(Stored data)
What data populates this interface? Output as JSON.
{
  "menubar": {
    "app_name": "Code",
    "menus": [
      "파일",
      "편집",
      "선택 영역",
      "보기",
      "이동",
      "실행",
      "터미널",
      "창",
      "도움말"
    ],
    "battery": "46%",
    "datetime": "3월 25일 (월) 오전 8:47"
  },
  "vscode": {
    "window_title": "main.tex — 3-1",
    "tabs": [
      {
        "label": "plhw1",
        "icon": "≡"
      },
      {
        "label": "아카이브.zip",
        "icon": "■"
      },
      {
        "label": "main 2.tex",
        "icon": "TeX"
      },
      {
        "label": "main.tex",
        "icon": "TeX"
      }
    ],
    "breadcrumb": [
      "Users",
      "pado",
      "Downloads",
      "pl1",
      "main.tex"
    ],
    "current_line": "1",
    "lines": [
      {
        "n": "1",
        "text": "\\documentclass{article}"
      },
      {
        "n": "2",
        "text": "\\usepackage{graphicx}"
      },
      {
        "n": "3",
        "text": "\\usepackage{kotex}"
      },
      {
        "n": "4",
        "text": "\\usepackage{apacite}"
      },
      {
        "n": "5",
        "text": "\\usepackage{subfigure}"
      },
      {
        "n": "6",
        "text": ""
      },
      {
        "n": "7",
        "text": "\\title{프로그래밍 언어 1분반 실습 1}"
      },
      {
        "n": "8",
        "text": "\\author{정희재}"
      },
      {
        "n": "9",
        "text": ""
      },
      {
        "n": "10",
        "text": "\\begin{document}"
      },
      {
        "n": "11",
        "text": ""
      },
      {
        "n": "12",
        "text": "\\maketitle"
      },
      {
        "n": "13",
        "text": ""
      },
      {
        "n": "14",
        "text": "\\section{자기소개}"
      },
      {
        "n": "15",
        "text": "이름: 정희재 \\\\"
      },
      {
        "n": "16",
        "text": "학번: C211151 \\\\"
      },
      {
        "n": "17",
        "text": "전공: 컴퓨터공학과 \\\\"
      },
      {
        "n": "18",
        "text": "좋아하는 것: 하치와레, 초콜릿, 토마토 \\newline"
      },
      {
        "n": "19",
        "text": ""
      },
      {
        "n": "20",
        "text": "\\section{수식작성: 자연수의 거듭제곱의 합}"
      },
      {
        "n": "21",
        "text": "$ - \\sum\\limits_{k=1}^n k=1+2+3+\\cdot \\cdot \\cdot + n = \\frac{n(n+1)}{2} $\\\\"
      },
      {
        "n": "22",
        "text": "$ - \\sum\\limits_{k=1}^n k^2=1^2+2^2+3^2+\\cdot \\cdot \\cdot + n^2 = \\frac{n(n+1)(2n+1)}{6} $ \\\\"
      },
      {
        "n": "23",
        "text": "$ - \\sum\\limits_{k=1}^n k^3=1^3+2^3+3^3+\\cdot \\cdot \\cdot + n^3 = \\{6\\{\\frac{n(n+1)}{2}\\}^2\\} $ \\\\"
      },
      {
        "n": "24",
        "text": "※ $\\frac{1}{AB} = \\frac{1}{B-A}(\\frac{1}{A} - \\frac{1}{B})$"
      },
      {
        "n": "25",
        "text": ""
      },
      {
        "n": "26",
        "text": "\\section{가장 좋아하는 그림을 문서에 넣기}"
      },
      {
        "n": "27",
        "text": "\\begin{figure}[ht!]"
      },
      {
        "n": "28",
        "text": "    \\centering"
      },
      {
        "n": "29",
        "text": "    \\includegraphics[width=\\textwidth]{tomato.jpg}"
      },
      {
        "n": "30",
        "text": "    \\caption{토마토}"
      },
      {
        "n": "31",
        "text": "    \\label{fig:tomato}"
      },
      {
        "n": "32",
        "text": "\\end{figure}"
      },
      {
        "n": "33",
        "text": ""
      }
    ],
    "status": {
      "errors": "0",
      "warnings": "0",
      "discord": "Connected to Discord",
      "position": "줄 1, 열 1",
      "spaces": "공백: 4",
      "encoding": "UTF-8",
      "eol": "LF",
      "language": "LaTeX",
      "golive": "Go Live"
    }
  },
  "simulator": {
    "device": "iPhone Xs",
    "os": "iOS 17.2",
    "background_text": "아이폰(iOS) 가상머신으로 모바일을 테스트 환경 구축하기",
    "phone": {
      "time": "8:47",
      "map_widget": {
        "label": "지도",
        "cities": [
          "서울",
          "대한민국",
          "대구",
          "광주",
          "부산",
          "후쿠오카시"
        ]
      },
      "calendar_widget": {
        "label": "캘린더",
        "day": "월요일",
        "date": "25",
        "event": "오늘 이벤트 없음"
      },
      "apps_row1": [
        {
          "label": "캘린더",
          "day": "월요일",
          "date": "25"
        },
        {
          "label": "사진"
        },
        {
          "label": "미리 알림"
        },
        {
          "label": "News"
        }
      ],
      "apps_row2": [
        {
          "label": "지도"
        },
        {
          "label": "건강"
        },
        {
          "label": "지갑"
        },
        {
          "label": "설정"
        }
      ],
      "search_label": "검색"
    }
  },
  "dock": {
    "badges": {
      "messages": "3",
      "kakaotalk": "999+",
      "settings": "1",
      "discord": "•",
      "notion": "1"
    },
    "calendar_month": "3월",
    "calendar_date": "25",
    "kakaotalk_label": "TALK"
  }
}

WORK REQUIRED: All of the entries should be written out again exactly.

RESPONSE TO THIS EXERCISE:
What data populates this interface? Output as JSON.
{
  "menubar": {
    "app_name": "Code",
    "menus": [
      "파일",
      "편집",
      "선택 영역",
      "보기",
      "이동",
      "실행",
      "터미널",
      "창",
      "도움말"
    ],
    "battery": "46%",
    "datetime": "3월 25일 (월) 오전 8:47"
  },
  "vscode": {
    "window_title": "main.tex — 3-1",
    "tabs": [
      {
        "label": "plhw1",
        "icon": "≡"
      },
      {
        "label": "아카이브.zip",
        "icon": "■"
      },
      {
        "label": "main 2.tex",
        "icon": "TeX"
      },
      {
        "label": "main.tex",
        "icon": "TeX"
      }
    ],
    "breadcrumb": [
      "Users",
      "pado",
      "Downloads",
      "pl1",
      "main.tex"
    ],
    "current_line": "1",
    "lines": [
      {
        "n": "1",
        "text": "\\documentclass{article}"
      },
      {
        "n": "2",
        "text": "\\usepackage{graphicx}"
      },
      {
        "n": "3",
        "text": "\\usepackage{kotex}"
      },
      {
        "n": "4",
        "text": "\\usepackage{apacite}"
      },
      {
        "n": "5",
        "text": "\\usepackage{subfigure}"
      },
      {
        "n": "6",
        "text": ""
      },
      {
        "n": "7",
        "text": "\\title{프로그래밍 언어 1분반 실습 1}"
      },
      {
        "n": "8",
        "text": "\\author{정희재}"
      },
      {
        "n": "9",
        "text": ""
      },
      {
        "n": "10",
        "text": "\\begin{document}"
      },
      {
        "n": "11",
        "text": ""
      },
      {
        "n": "12",
        "text": "\\maketitle"
      },
      {
        "n": "13",
        "text": ""
      },
      {
        "n": "14",
        "text": "\\section{자기소개}"
      },
      {
        "n": "15",
        "text": "이름: 정희재 \\\\"
      },
      {
        "n": "16",
        "text": "학번: C211151 \\\\"
      },
      {
        "n": "17",
        "text": "전공: 컴퓨터공학과 \\\\"
      },
      {
        "n": "18",
        "text": "좋아하는 것: 하치와레, 초콜릿, 토마토 \\newline"
      },
      {
        "n": "19",
        "text": ""
      },
      {
        "n": "20",
        "text": "\\section{수식작성: 자연수의 거듭제곱의 합}"
      },
      {
        "n": "21",
        "text": "$ - \\sum\\limits_{k=1}^n k=1+2+3+\\cdot \\cdot \\cdot + n = \\frac{n(n+1)}{2} $\\\\"
      },
      {
        "n": "22",
        "text": "$ - \\sum\\limits_{k=1}^n k^2=1^2+2^2+3^2+\\cdot \\cdot \\cdot + n^2 = \\frac{n(n+1)(2n+1)}{6} $ \\\\"
      },
      {
        "n": "23",
        "text": "$ - \\sum\\limits_{k=1}^n k^3=1^3+2^3+3^3+\\cdot \\cdot \\cdot + n^3 = \\{6\\{\\frac{n(n+1)}{2}\\}^2\\} $ \\\\"
      },
      {
        "n": "24",
        "text": "※ $\\frac{1}{AB} = \\frac{1}{B-A}(\\frac{1}{A} - \\frac{1}{B})$"
      },
      {
        "n": "25",
        "text": ""
      },
      {
        "n": "26",
        "text": "\\section{가장 좋아하는 그림을 문서에 넣기}"
      },
      {
        "n": "27",
        "text": "\\begin{figure}[ht!]"
      },
      {
        "n": "28",
        "text": "    \\centering"
      },
      {
        "n": "29",
        "text": "    \\includegraphics[width=\\textwidth]{tomato.jpg}"
      },
      {
        "n": "30",
        "text": "    \\caption{토마토}"
      },
      {
        "n": "31",
        "text": "    \\label{fig:tomato}"
      },
      {
        "n": "32",
        "text": "\\end{figure}"
      },
      {
        "n": "33",
        "text": ""
      }
    ],
    "status": {
      "errors": "0",
      "warnings": "0",
      "discord": "Connected to Discord",
      "position": "줄 1, 열 1",
      "spaces": "공백: 4",
      "encoding": "UTF-8",
      "eol": "LF",
      "language": "LaTeX",
      "golive": "Go Live"
    }
  },
  "simulator": {
    "device": "iPhone Xs",
    "os": "iOS 17.2",
    "background_text": "아이폰(iOS) 가상머신으로 모바일을 테스트 환경 구축하기",
    "phone": {
      "time": "8:47",
      "map_widget": {
        "label": "지도",
        "cities": [
          "서울",
          "대한민국",
          "대구",
          "광주",
          "부산",
          "후쿠오카시"
        ]
      },
      "calendar_widget": {
        "label": "캘린더",
        "day": "월요일",
        "date": "25",
        "event": "오늘 이벤트 없음"
      },
      "apps_row1": [
        {
          "label": "캘린더",
          "day": "월요일",
          "date": "25"
        },
        {
          "label": "사진"
        },
        {
          "label": "미리 알림"
        },
        {
          "label": "News"
        }
      ],
      "apps_row2": [
        {
          "label": "지도"
        },
        {
          "label": "건강"
        },
        {
          "label": "지갑"
        },
        {
          "label": "설정"
        }
      ],
      "search_label": "검색"
    }
  },
  "dock": {
    "badges": {
      "messages": "3",
      "kakaotalk": "999+",
      "settings": "1",
      "discord": "•",
      "notion": "1"
    },
    "calendar_month": "3월",
    "calendar_date": "25",
    "kakaotalk_label": "TALK"
  }
}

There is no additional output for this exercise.